## Given information:
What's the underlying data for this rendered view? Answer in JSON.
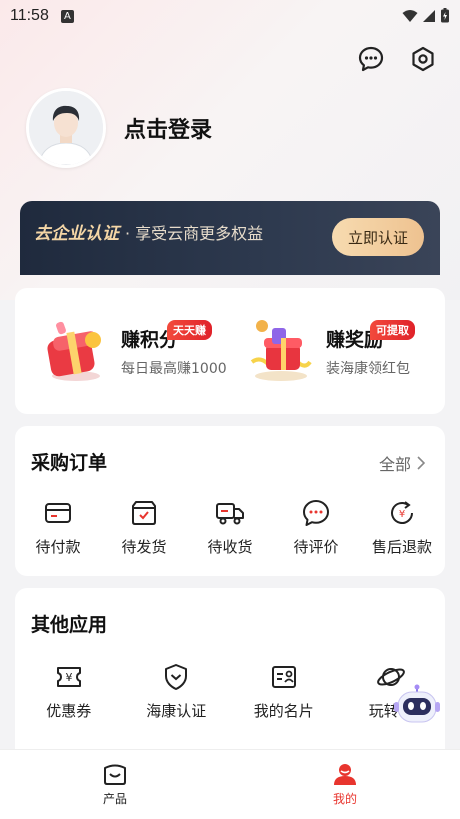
{
  "status_bar": {
    "time": "11:58",
    "a_badge": "A"
  },
  "profile": {
    "login_label": "点击登录"
  },
  "cert_banner": {
    "title": "去企业认证",
    "subtitle": "· 享受云商更多权益",
    "button": "立即认证"
  },
  "rewards": [
    {
      "title": "赚积分",
      "desc": "每日最高赚1000",
      "tag": "天天赚"
    },
    {
      "title": "赚奖励",
      "desc": "装海康领红包",
      "tag": "可提取"
    }
  ],
  "orders": {
    "title": "采购订单",
    "all_label": "全部",
    "items": [
      {
        "label": "待付款",
        "icon": "card-icon"
      },
      {
        "label": "待发货",
        "icon": "box-icon"
      },
      {
        "label": "待收货",
        "icon": "truck-icon"
      },
      {
        "label": "待评价",
        "icon": "chat-icon"
      },
      {
        "label": "售后退款",
        "icon": "refund-icon"
      }
    ]
  },
  "apps": {
    "title": "其他应用",
    "items": [
      {
        "label": "优惠券",
        "icon": "coupon-icon"
      },
      {
        "label": "海康认证",
        "icon": "shield-icon"
      },
      {
        "label": "我的名片",
        "icon": "namecard-icon"
      },
      {
        "label": "玩转云",
        "icon": "planet-icon"
      }
    ]
  },
  "tabbar": [
    {
      "label": "产品",
      "active": false
    },
    {
      "label": "我的",
      "active": true
    }
  ],
  "colors": {
    "accent": "#e8352e",
    "banner_dark": "#1f2a3d",
    "gold": "#f4d6a6"
  }
}
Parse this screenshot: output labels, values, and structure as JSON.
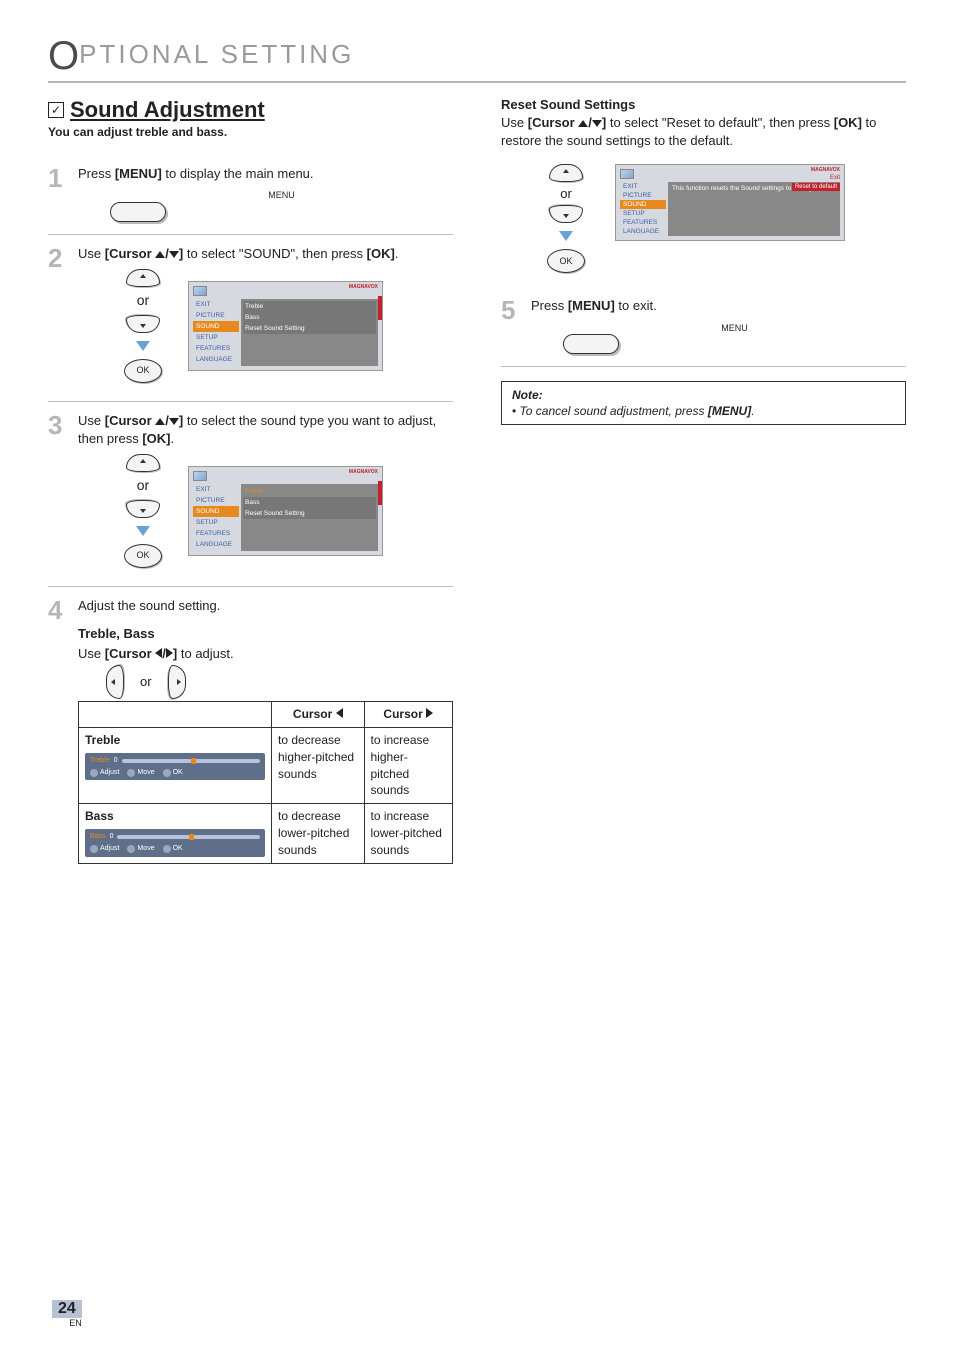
{
  "header": {
    "initial": "O",
    "rest": "PTIONAL   SETTING"
  },
  "left": {
    "checkbox": "✓",
    "title": "Sound Adjustment",
    "intro": "You can adjust treble and bass.",
    "steps": {
      "s1": {
        "num": "1",
        "pre": "Press ",
        "bold": "[MENU]",
        "post": " to display the main menu.",
        "menuLabel": "MENU"
      },
      "s2": {
        "num": "2",
        "pre": "Use ",
        "bold1": "[Cursor ",
        "bold2": "]",
        "mid": " to select \"SOUND\", then press ",
        "bold3": "[OK]",
        "end": ".",
        "or": "or",
        "ok": "OK"
      },
      "s3": {
        "num": "3",
        "pre": "Use ",
        "bold1": "[Cursor ",
        "bold2": "]",
        "mid": " to select the sound type you want to adjust, then press ",
        "bold3": "[OK]",
        "end": ".",
        "or": "or",
        "ok": "OK"
      },
      "s4": {
        "num": "4",
        "text": "Adjust the sound setting.",
        "sub": "Treble, Bass",
        "subdesc_pre": "Use ",
        "subdesc_bold": "[Cursor ",
        "subdesc_bold2": "]",
        "subdesc_post": " to adjust.",
        "or": "or"
      }
    },
    "menu": {
      "logo": "MAGNAVOX",
      "items": [
        "EXIT",
        "PICTURE",
        "SOUND",
        "SETUP",
        "FEATURES",
        "LANGUAGE"
      ],
      "sub1": [
        "Treble",
        "Bass",
        "Reset Sound Setting"
      ],
      "sub2_hl": "Treble",
      "sub2": [
        "Bass",
        "Reset Sound Setting"
      ]
    },
    "table": {
      "h0": "",
      "h1_pre": "Cursor",
      "h2_pre": "Cursor",
      "rows": [
        {
          "name": "Treble",
          "left": "to decrease higher-pitched sounds",
          "right": "to increase higher-pitched sounds",
          "slider": {
            "name": "Treble",
            "val": "0",
            "adjust": "Adjust",
            "move": "Move",
            "ok": "OK"
          }
        },
        {
          "name": "Bass",
          "left": "to decrease lower-pitched sounds",
          "right": "to increase lower-pitched sounds",
          "slider": {
            "name": "Bass",
            "val": "0",
            "adjust": "Adjust",
            "move": "Move",
            "ok": "OK"
          }
        }
      ]
    }
  },
  "right": {
    "title": "Reset Sound Settings",
    "desc_pre": "Use ",
    "desc_b1": "[Cursor ",
    "desc_b1b": "]",
    "desc_mid": " to select \"Reset to default\", then press ",
    "desc_b2": "[OK]",
    "desc_post": " to restore the sound settings to the default.",
    "or": "or",
    "ok": "OK",
    "menu": {
      "logo": "MAGNAVOX",
      "items": [
        "EXIT",
        "PICTURE",
        "SOUND",
        "SETUP",
        "FEATURES",
        "LANGUAGE"
      ],
      "msg": "This function resets the Sound settings to factory default.",
      "exit": "Exit",
      "reset": "Reset to default"
    },
    "step5": {
      "num": "5",
      "pre": "Press ",
      "bold": "[MENU]",
      "post": " to exit.",
      "menuLabel": "MENU"
    },
    "note": {
      "title": "Note:",
      "item_pre": "To cancel sound adjustment, press ",
      "item_bold": "[MENU]",
      "item_post": "."
    }
  },
  "page": {
    "num": "24",
    "lang": "EN"
  }
}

## Goal:
Track down every line holding the string "increase" and copy it.

## Solution for this problem:
          "right": "to increase higher-pitched sounds",
          "right": "to increase lower-pitched sounds",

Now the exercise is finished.